_YOUR OBJECTIVE_.
Continue the text on government goals, lost manufacturing jobs, and outsourcing from the point where it stops.
┌─ TEXT FOR ANALYSIS
I don’t think CAFE had much to do with it, but I’d buy that tariffs did.

Who exactly is it I’m trying to protect again? Ford paid his workers very well, I guess he was a socialist. The climate change deniers and environmental regulation haters are doing it because it supposedly will hurt American business. I’m saying it will no doubt hurt the companies who can’t adapt, but will build bigger and better companies with innovations. Government should be setting big goals, like reduction of greenhouse gases, and let industry figure out how to meet them the best.

Let’s say government in 1890 had to deal with the horse shit crisis. Setting goals for the reduction might have led to better horse diapers - but the people who built cars, and got the horse shit reduction credit, would have won. The global warming denier side would have fought against any such credits, not wanting to hurt the stable or street cleaning industries. Today we’d no doubt have very efficient horse shit incinerators - but still be riding horses.

Say “Do you want fries with that?” of course. People laid off from manufacturing jobs do get work, but usually at lower wages. Yeah, I know, they should have gone to college so it’s their own fault.

It’s not just widget production that is outsourced. Service jobs including high -skilled computer programming, software development, and medical technicians are leaving the country, as well. The middle class is going to feel the pinch, and there doesn’t seem to be a plan to address the problem American workers face.
└─
┌─ EXTRACTED ENTRIES
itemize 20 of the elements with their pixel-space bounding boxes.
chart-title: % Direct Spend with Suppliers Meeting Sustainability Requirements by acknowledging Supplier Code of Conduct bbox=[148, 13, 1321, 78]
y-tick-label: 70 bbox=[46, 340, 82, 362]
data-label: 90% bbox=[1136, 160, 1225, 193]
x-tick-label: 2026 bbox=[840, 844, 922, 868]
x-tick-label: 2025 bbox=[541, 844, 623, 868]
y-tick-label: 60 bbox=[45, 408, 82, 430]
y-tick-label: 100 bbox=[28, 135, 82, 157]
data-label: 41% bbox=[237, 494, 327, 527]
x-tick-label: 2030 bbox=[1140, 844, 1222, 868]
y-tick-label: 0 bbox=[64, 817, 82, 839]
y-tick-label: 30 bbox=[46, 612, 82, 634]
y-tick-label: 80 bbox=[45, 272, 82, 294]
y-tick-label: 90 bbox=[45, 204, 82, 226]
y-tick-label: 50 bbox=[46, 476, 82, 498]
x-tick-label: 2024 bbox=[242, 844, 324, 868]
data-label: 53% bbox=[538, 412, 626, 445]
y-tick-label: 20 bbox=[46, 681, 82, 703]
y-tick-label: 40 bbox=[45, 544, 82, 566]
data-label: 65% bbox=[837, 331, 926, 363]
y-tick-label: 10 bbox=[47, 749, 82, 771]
└─
_SOLVED EXERCISE_.
The massive pay gap between U.S. workers and workers abroad will keep jobs flowing off shore, but the widget makers in China and the service workers in India are not living any better than displaced American workers. Why doesn’t the U.S. fight to improved global labor practices to lift up the working poor and decrease the wage gap? The massive monetary gains from the global free market only profit corporations. There is no shared prosperity. It is in the multinational corporations’ best interest to suppress workers rights and benefits across the globe and the government is ignoring and encouraging these practices.

At the very least, there could be a response to displaced workers and declining wages with increased unemployment benefits, universal health care, subsidize housing and child care, etc. This administration’s policy of tax cuts for the wealthiest Americans, endless war spending, the push to privatize all public services, including the public schools, and a total disregard towards the economic impact of globalization on American workers is incompetent and inhumane.

And stooping to personal insults in GD makes you look like you are conceding the point.

Since neither of us has ‘Moderator’ tagged under our name I’ll give you my two cents and then let the mods decide (if you thought it WAS an insult you should have tagged my post for THEM to review).

I said you looked foolish. This is different from me calling you a fool. The second is a personal insult. The first is an observation…and to my mind a quite mild one.

As with your misjudgment that it is a personal insult, you are also off base that I’m conceding anything there. I think it’s a silly argument on your part and you look silly by making it. You claim ‘But we haven’t; now they do mindless work stocking shelves at Wal-Mart.’ Fine. Do you have a cite to back it up? It seems unlikely that the majority of out of work manufacturers go to work for WalMart…or sling fries.

Even if the DO…I have yet to hear what your alternative is. It’s one thing to say ‘Oh, it’s bad that textile manufactures have moved production to China and India or the Pacific Rim! What will happen to the poor textile workers? Think of the children!’ Blah blah blah. It’s another to to DO something about that. Well…what would you have us do about it? I don’t see any palatable alternatives myself…so, how about you?